Every record should be written out exactly, with the pictures left out.
* * * * * * *
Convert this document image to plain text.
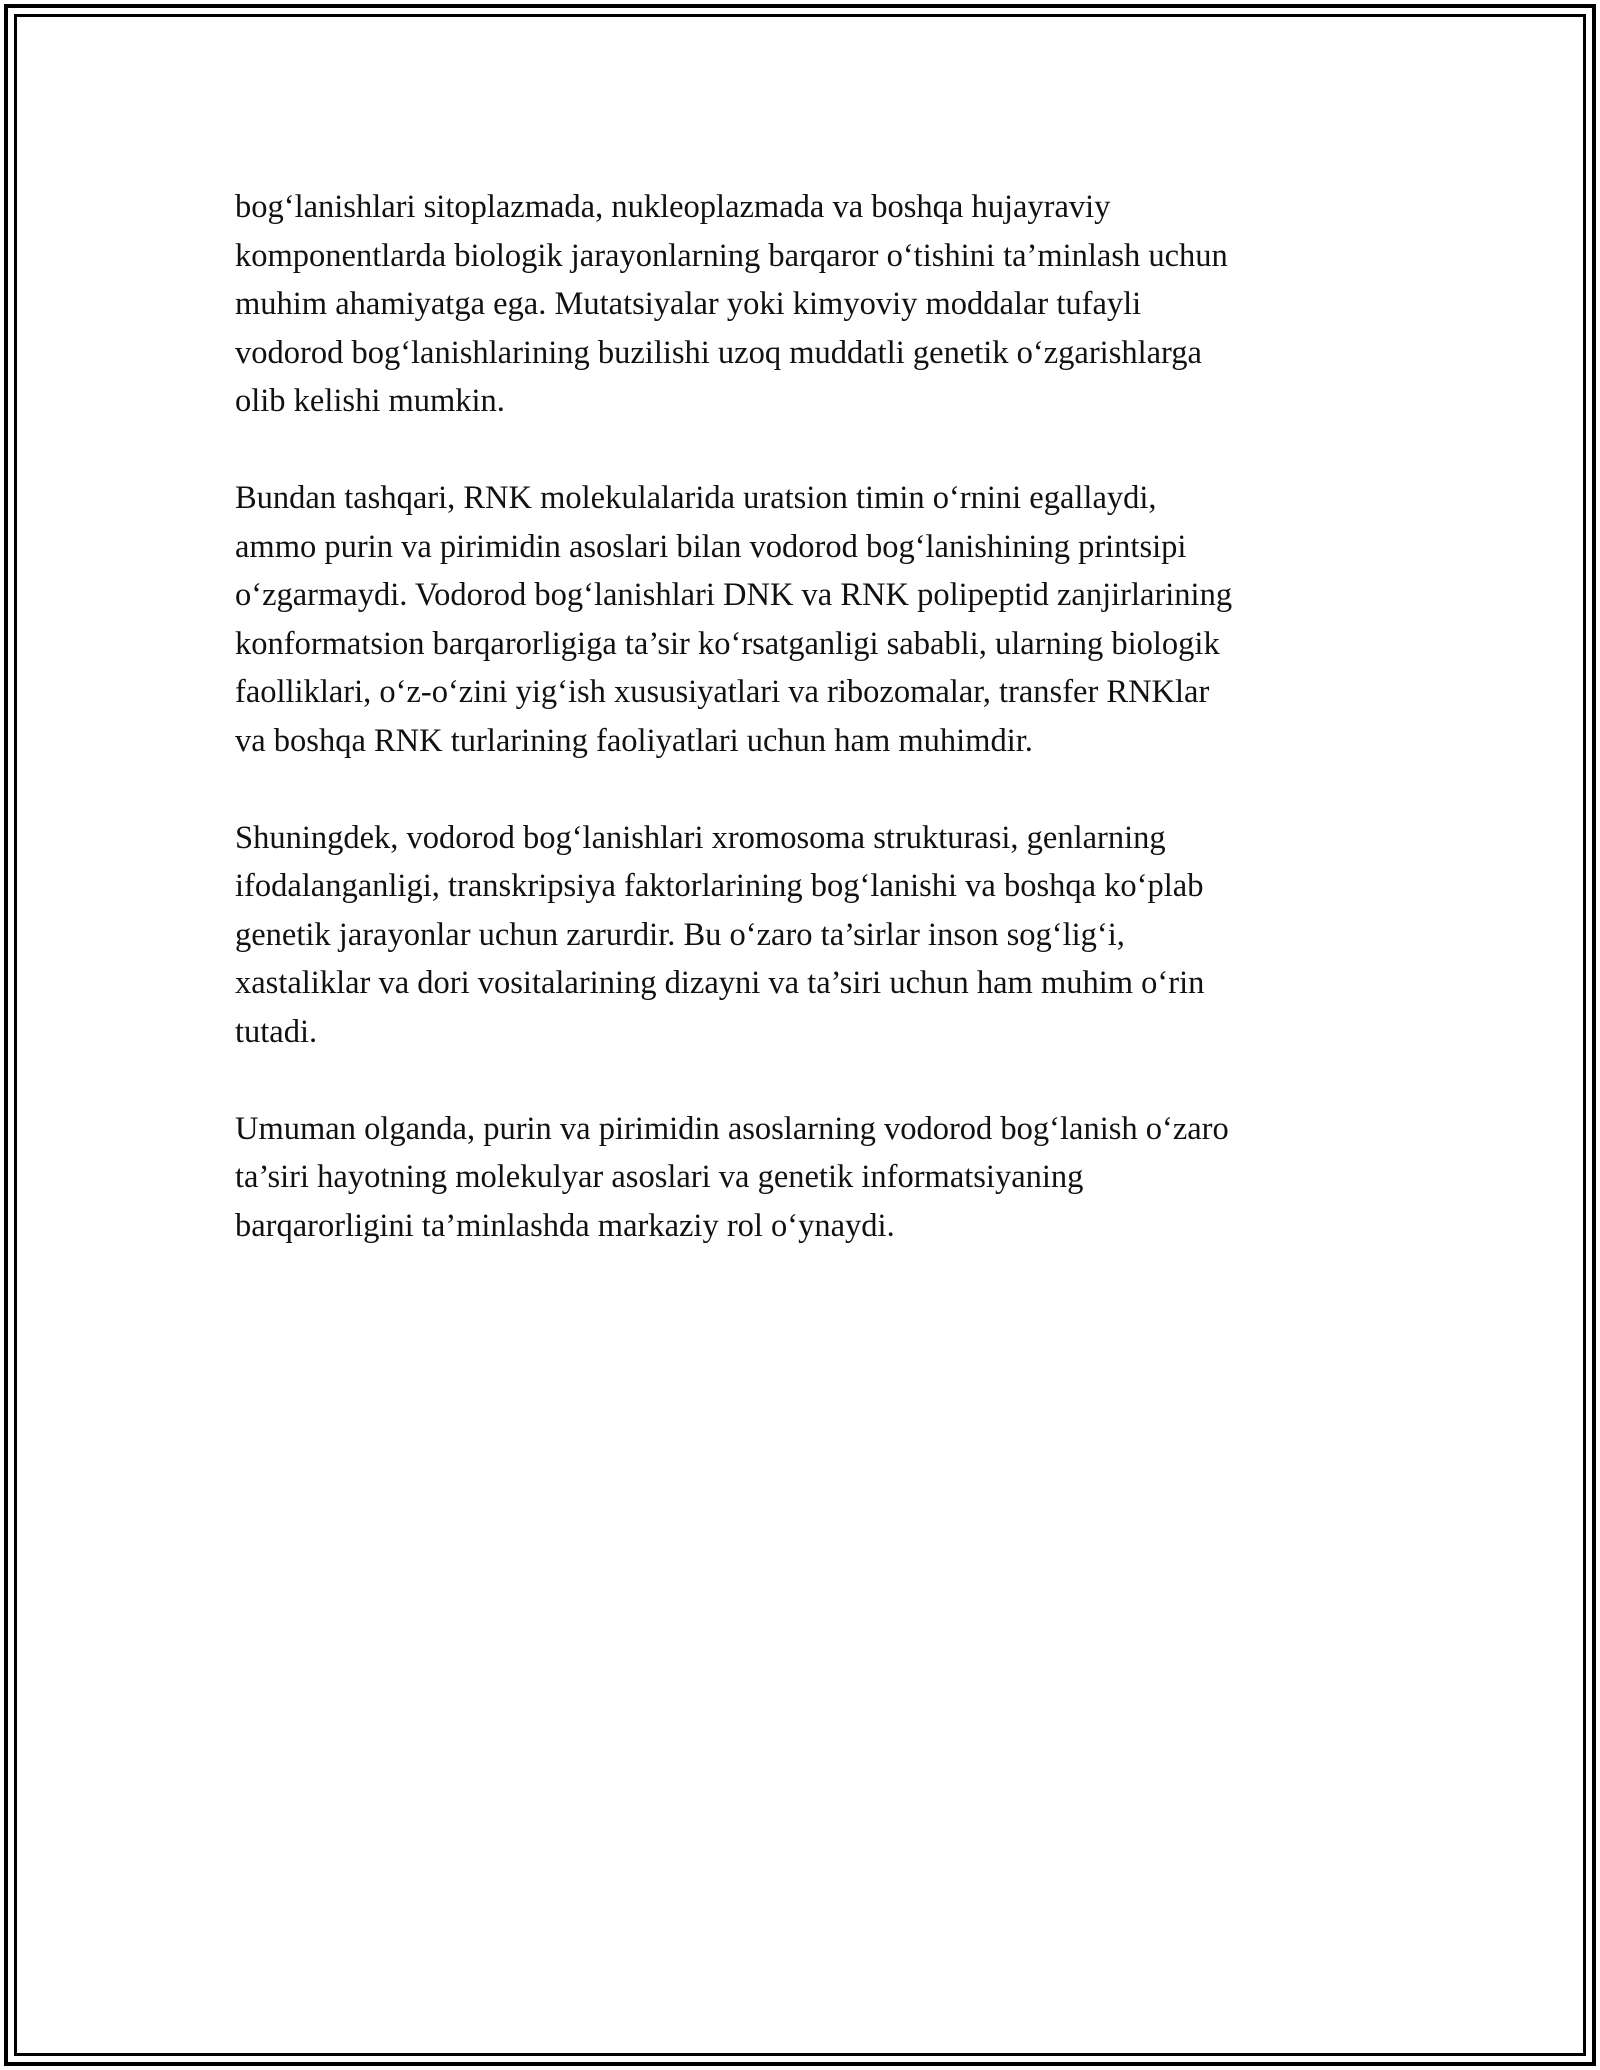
bog‘lanishlari sitoplazmada, nukleoplazmada va boshqa hujayraviy
komponentlarda biologik jarayonlarning barqaror o‘tishini ta’minlash uchun
muhim ahamiyatga ega. Mutatsiyalar yoki kimyoviy moddalar tufayli
vodorod bog‘lanishlarining buzilishi uzoq muddatli genetik o‘zgarishlarga
olib kelishi mumkin.

Bundan tashqari, RNK molekulalarida uratsion timin o‘rnini egallaydi,
ammo purin va pirimidin asoslari bilan vodorod bog‘lanishining printsipi
o‘zgarmaydi. Vodorod bog‘lanishlari DNK va RNK polipeptid zanjirlarining
konformatsion barqarorligiga ta’sir ko‘rsatganligi sababli, ularning biologik
faolliklari, o‘z-o‘zini yig‘ish xususiyatlari va ribozomalar, transfer RNKlar
va boshqa RNK turlarining faoliyatlari uchun ham muhimdir.

Shuningdek, vodorod bog‘lanishlari xromosoma strukturasi, genlarning
ifodalanganligi, transkripsiya faktorlarining bog‘lanishi va boshqa ko‘plab
genetik jarayonlar uchun zarurdir. Bu o‘zaro ta’sirlar inson sog‘lig‘i,
xastaliklar va dori vositalarining dizayni va ta’siri uchun ham muhim o‘rin
tutadi.

Umuman olganda, purin va pirimidin asoslarning vodorod bog‘lanish o‘zaro
ta’siri hayotning molekulyar asoslari va genetik informatsiyaning
barqarorligini ta’minlashda markaziy rol o‘ynaydi.
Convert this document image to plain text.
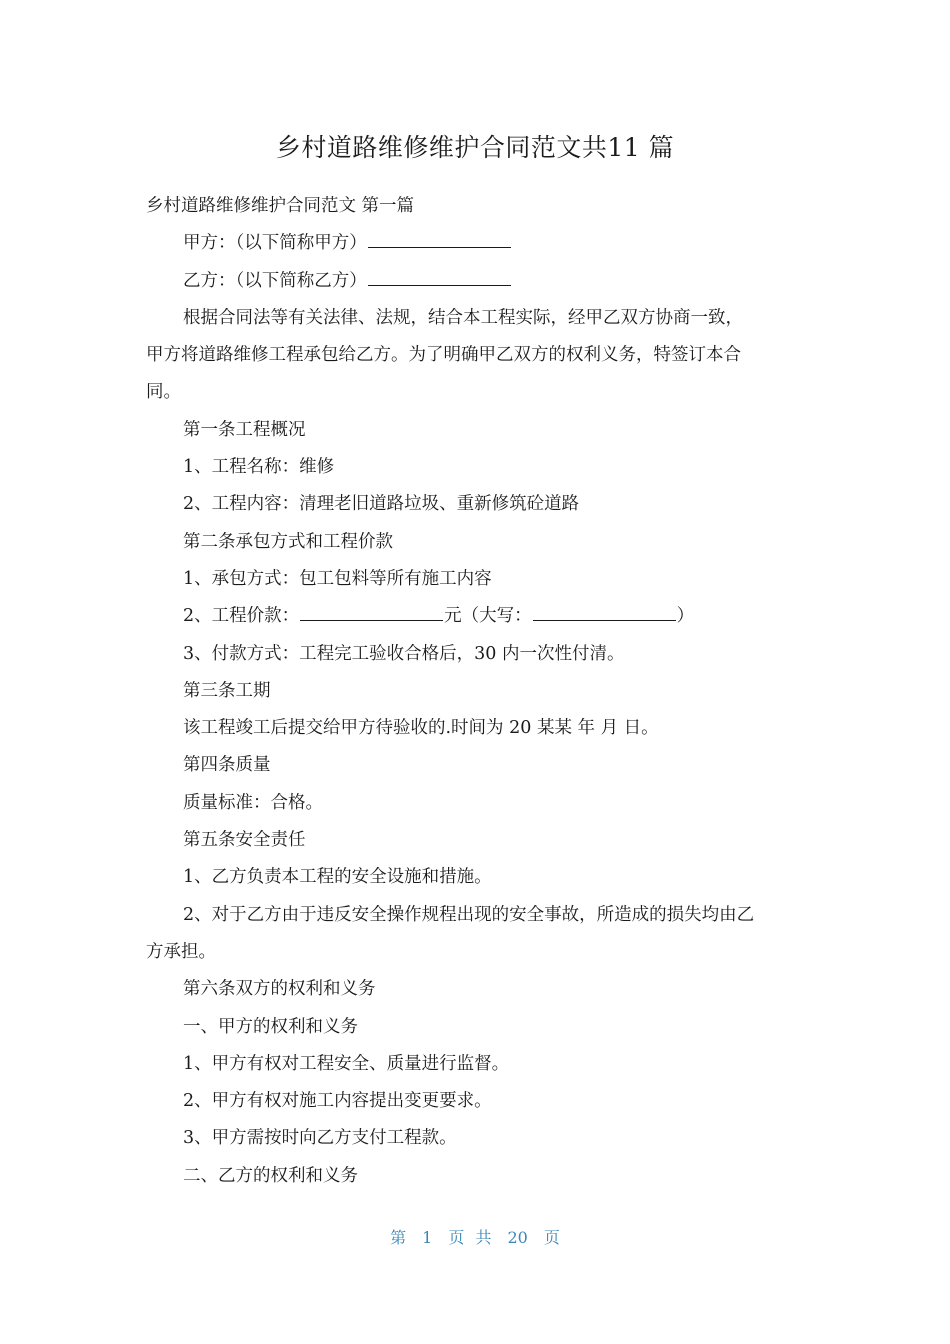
乡村道路维修维护合同范文共11 篇
乡村道路维修维护合同范文 第一篇
甲方：（以下简称甲方）
乙方：（以下简称乙方）
根据合同法等有关法律、法规，结合本工程实际，经甲乙双方协商一致，
甲方将道路维修工程承包给乙方。为了明确甲乙双方的权利义务，特签订本合
同。
第一条工程概况
1、工程名称：维修
2、工程内容：清理老旧道路垃圾、重新修筑砼道路
第二条承包方式和工程价款
1、承包方式：包工包料等所有施工内容
2、工程价款：	元（大写：	）
3、付款方式：工程完工验收合格后，30 内一次性付清。
第三条工期
该工程竣工后提交给甲方待验收的.时间为 20 某某 年 月 日。
第四条质量
质量标准：合格。
第五条安全责任
1、乙方负责本工程的安全设施和措施。
2、对于乙方由于违反安全操作规程出现的安全事故，所造成的损失均由乙
方承担。
第六条双方的权利和义务
一、甲方的权利和义务
1、甲方有权对工程安全、质量进行监督。
2、甲方有权对施工内容提出变更要求。
3、甲方需按时向乙方支付工程款。
二、乙方的权利和义务
第 1 页 共 20 页
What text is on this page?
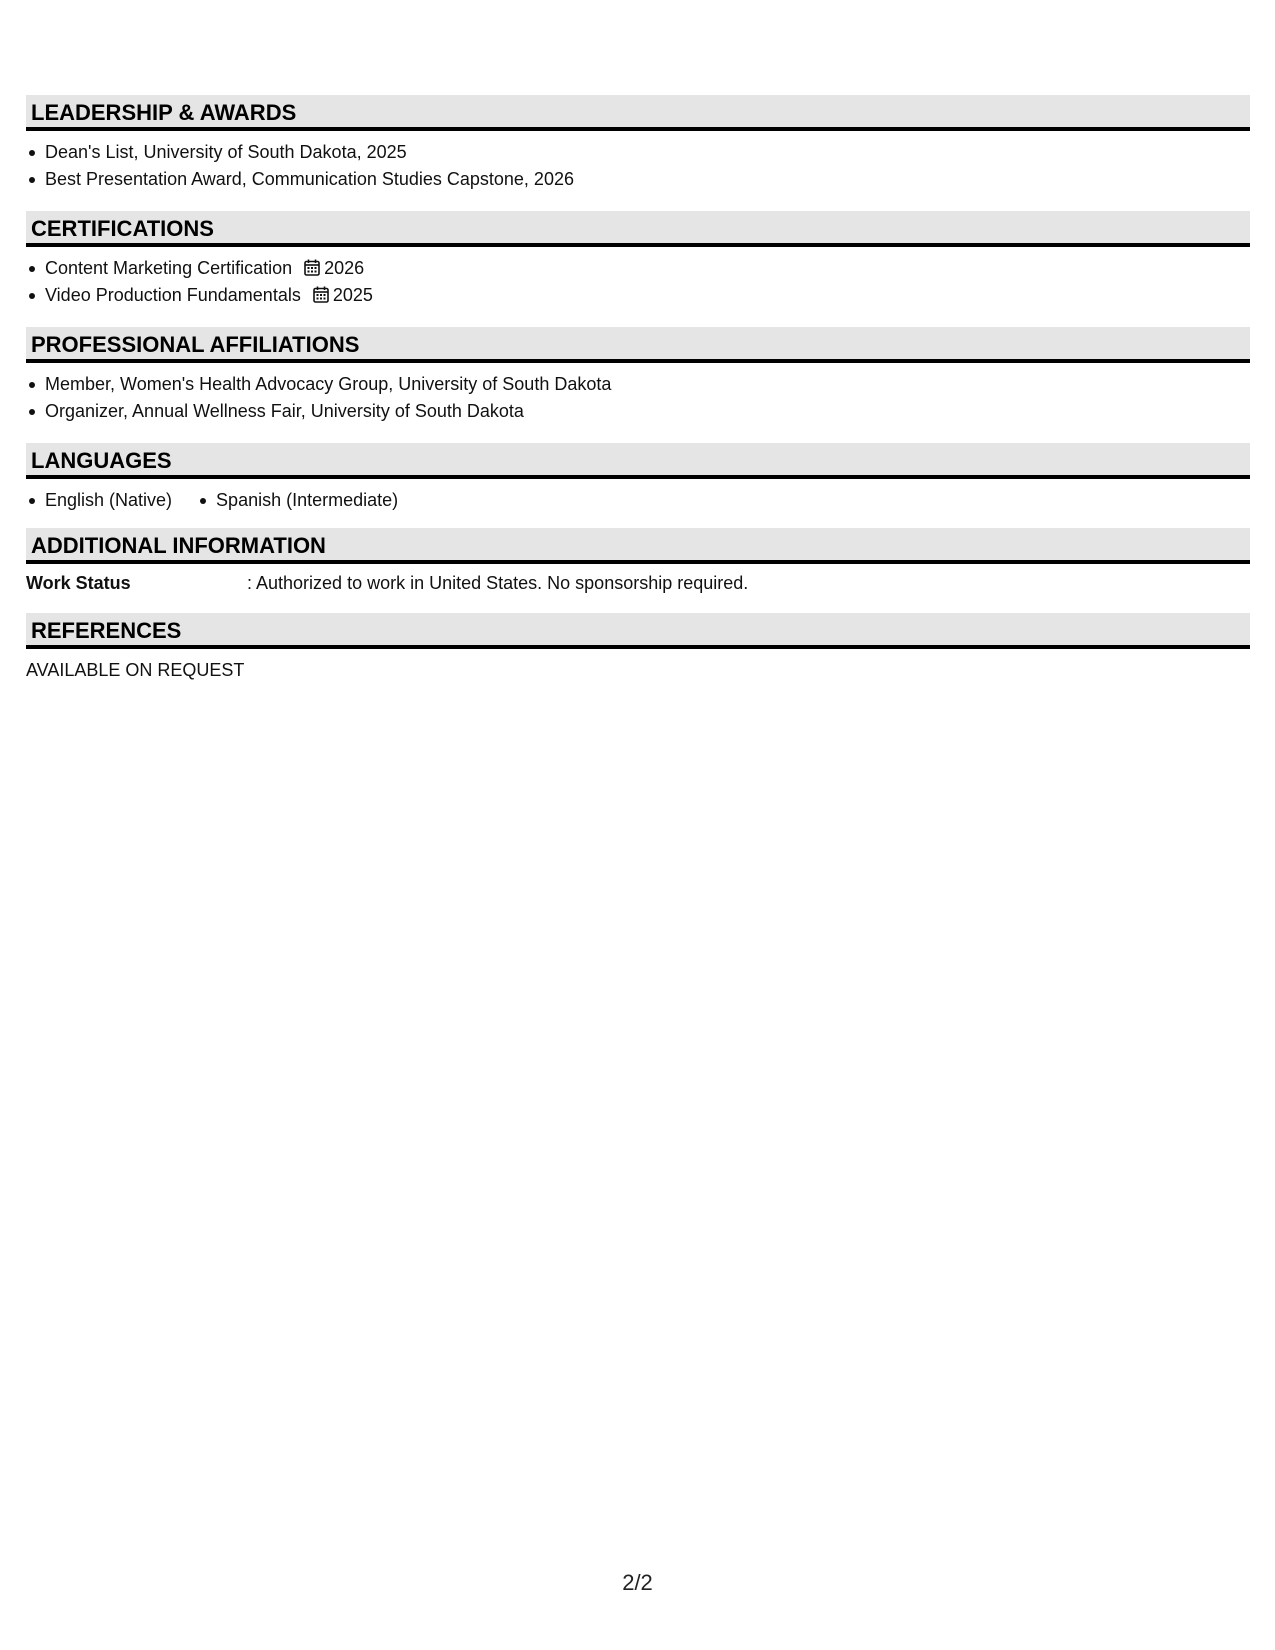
LEADERSHIP & AWARDS
Dean's List, University of South Dakota, 2025
Best Presentation Award, Communication Studies Capstone, 2026
CERTIFICATIONS
Content Marketing Certification 2026
Video Production Fundamentals 2025
PROFESSIONAL AFFILIATIONS
Member, Women's Health Advocacy Group, University of South Dakota
Organizer, Annual Wellness Fair, University of South Dakota
LANGUAGES
English (Native) Spanish (Intermediate)
ADDITIONAL INFORMATION
Work Status	: Authorized to work in United States. No sponsorship required.
REFERENCES
AVAILABLE ON REQUEST
2/2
* * * * * * *
**ANSWER IN FULL:**
Convert this document image to plain text.
bog‘lanishlari sitoplazmada, nukleoplazmada va boshqa hujayraviy
komponentlarda biologik jarayonlarning barqaror o‘tishini ta’minlash uchun
muhim ahamiyatga ega. Mutatsiyalar yoki kimyoviy moddalar tufayli
vodorod bog‘lanishlarining buzilishi uzoq muddatli genetik o‘zgarishlarga
olib kelishi mumkin.

Bundan tashqari, RNK molekulalarida uratsion timin o‘rnini egallaydi,
ammo purin va pirimidin asoslari bilan vodorod bog‘lanishining printsipi
o‘zgarmaydi. Vodorod bog‘lanishlari DNK va RNK polipeptid zanjirlarining
konformatsion barqarorligiga ta’sir ko‘rsatganligi sababli, ularning biologik
faolliklari, o‘z-o‘zini yig‘ish xususiyatlari va ribozomalar, transfer RNKlar
va boshqa RNK turlarining faoliyatlari uchun ham muhimdir.

Shuningdek, vodorod bog‘lanishlari xromosoma strukturasi, genlarning
ifodalanganligi, transkripsiya faktorlarining bog‘lanishi va boshqa ko‘plab
genetik jarayonlar uchun zarurdir. Bu o‘zaro ta’sirlar inson sog‘lig‘i,
xastaliklar va dori vositalarining dizayni va ta’siri uchun ham muhim o‘rin
tutadi.

Umuman olganda, purin va pirimidin asoslarning vodorod bog‘lanish o‘zaro
ta’siri hayotning molekulyar asoslari va genetik informatsiyaning
barqarorligini ta’minlashda markaziy rol o‘ynaydi.
Convert this document image to plain text.
乡村道路维修维护合同范文共11 篇
乡村道路维修维护合同范文 第一篇
甲方：（以下简称甲方）
乙方：（以下简称乙方）
根据合同法等有关法律、法规，结合本工程实际，经甲乙双方协商一致，
甲方将道路维修工程承包给乙方。为了明确甲乙双方的权利义务，特签订本合
同。
第一条工程概况
1、工程名称：维修
2、工程内容：清理老旧道路垃圾、重新修筑砼道路
第二条承包方式和工程价款
1、承包方式：包工包料等所有施工内容
2、工程价款：	元（大写：	）
3、付款方式：工程完工验收合格后，30 内一次性付清。
第三条工期
该工程竣工后提交给甲方待验收的.时间为 20 某某 年 月 日。
第四条质量
质量标准：合格。
第五条安全责任
1、乙方负责本工程的安全设施和措施。
2、对于乙方由于违反安全操作规程出现的安全事故，所造成的损失均由乙
方承担。
第六条双方的权利和义务
一、甲方的权利和义务
1、甲方有权对工程安全、质量进行监督。
2、甲方有权对施工内容提出变更要求。
3、甲方需按时向乙方支付工程款。
二、乙方的权利和义务
第 1 页 共 20 页
What text is on this page?
LEADERSHIP & AWARDS
Dean's List, University of South Dakota, 2025
Best Presentation Award, Communication Studies Capstone, 2026
CERTIFICATIONS
Content Marketing Certification 2026
Video Production Fundamentals 2025
PROFESSIONAL AFFILIATIONS
Member, Women's Health Advocacy Group, University of South Dakota
Organizer, Annual Wellness Fair, University of South Dakota
LANGUAGES
English (Native) Spanish (Intermediate)
ADDITIONAL INFORMATION
Work Status	: Authorized to work in United States. No sponsorship required.
REFERENCES
AVAILABLE ON REQUEST
2/2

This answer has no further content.